• Exercise: Gather every row below that contains the string "your". Case counts, so only rows with that exact capitalization qualify.
— Start of Raw records —
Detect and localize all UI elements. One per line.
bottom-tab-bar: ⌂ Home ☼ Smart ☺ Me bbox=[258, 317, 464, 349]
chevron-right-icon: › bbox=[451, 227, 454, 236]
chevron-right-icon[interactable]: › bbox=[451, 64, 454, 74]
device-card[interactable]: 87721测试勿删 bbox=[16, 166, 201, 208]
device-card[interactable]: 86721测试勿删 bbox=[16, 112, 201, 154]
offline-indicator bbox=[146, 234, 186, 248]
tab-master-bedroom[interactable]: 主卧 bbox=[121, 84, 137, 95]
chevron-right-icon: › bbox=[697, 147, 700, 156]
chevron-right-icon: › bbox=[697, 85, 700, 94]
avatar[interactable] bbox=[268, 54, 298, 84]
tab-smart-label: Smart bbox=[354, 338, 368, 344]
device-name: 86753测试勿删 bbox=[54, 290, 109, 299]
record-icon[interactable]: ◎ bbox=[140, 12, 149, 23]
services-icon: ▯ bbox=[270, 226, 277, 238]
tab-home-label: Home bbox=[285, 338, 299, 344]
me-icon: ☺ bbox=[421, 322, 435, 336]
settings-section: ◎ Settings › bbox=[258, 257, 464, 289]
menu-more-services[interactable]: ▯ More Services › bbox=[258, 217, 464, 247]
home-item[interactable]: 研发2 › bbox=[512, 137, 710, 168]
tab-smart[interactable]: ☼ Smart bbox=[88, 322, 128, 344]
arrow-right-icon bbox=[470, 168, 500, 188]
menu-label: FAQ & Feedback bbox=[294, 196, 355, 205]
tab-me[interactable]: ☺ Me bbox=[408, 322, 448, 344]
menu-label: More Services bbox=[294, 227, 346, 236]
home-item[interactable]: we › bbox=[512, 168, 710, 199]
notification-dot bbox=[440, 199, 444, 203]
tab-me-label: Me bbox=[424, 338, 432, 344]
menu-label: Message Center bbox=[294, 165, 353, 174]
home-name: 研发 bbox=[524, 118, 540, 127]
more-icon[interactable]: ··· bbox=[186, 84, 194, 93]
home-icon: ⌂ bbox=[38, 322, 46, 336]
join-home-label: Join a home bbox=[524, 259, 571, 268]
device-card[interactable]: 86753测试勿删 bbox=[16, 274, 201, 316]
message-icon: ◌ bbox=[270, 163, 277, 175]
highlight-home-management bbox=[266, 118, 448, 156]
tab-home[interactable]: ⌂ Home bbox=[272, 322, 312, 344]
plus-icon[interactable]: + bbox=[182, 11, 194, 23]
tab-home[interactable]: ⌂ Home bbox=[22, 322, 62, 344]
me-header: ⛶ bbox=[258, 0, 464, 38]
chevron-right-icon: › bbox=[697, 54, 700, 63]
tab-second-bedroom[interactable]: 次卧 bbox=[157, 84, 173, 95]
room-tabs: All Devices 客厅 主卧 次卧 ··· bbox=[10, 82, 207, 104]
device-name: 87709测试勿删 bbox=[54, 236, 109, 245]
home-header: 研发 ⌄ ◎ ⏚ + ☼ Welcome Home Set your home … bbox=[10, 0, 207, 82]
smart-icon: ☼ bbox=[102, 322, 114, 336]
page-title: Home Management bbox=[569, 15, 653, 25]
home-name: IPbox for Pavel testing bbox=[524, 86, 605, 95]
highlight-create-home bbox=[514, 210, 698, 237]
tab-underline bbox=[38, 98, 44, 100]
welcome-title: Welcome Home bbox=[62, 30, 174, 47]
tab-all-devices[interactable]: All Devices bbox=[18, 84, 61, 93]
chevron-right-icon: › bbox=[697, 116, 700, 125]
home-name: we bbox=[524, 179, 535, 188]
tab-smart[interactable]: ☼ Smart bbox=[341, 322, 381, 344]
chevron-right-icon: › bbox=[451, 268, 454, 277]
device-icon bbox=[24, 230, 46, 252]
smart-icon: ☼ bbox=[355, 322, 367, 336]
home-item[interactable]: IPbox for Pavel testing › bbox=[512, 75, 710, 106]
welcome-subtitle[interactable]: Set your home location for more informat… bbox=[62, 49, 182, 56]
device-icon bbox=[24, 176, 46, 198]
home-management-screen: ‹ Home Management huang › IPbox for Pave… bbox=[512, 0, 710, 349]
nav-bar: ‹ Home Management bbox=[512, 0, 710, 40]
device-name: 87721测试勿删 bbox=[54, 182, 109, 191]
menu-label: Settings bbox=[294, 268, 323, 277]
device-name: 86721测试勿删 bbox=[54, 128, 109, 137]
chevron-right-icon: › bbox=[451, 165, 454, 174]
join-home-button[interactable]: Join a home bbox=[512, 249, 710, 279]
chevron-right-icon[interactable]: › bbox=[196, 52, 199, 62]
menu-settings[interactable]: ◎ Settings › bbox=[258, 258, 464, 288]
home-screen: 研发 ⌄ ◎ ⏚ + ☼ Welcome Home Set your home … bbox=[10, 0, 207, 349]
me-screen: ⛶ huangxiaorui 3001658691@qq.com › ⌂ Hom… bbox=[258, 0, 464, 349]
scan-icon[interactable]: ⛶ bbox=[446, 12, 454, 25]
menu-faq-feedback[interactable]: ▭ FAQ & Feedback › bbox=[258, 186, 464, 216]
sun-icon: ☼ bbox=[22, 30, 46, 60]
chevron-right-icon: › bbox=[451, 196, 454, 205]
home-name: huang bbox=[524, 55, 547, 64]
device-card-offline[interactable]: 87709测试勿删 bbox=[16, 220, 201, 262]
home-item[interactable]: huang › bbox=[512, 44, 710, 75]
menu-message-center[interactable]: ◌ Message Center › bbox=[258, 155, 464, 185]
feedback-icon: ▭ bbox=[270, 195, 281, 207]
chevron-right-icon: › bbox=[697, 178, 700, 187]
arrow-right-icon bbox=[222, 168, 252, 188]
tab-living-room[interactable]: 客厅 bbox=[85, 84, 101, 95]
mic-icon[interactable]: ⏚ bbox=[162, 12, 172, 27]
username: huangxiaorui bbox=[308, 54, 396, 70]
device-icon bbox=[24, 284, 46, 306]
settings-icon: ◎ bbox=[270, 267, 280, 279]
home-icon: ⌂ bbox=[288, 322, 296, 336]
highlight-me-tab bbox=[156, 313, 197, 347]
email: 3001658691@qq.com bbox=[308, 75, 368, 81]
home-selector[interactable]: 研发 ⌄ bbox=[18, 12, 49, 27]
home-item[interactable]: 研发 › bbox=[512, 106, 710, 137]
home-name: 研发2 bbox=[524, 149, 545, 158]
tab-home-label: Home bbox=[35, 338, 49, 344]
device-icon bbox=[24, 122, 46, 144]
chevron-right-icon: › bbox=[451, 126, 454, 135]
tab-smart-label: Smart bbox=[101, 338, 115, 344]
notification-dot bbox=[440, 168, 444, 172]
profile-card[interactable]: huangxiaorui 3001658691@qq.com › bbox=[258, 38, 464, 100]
— End of Raw records —
• Result of the exercise:
home-header: 研发 ⌄ ◎ ⏚ + ☼ Welcome Home Set your home … bbox=[10, 0, 207, 82]
welcome-subtitle[interactable]: Set your home location for more informat… bbox=[62, 49, 182, 56]
home-screen: 研发 ⌄ ◎ ⏚ + ☼ Welcome Home Set your home … bbox=[10, 0, 207, 349]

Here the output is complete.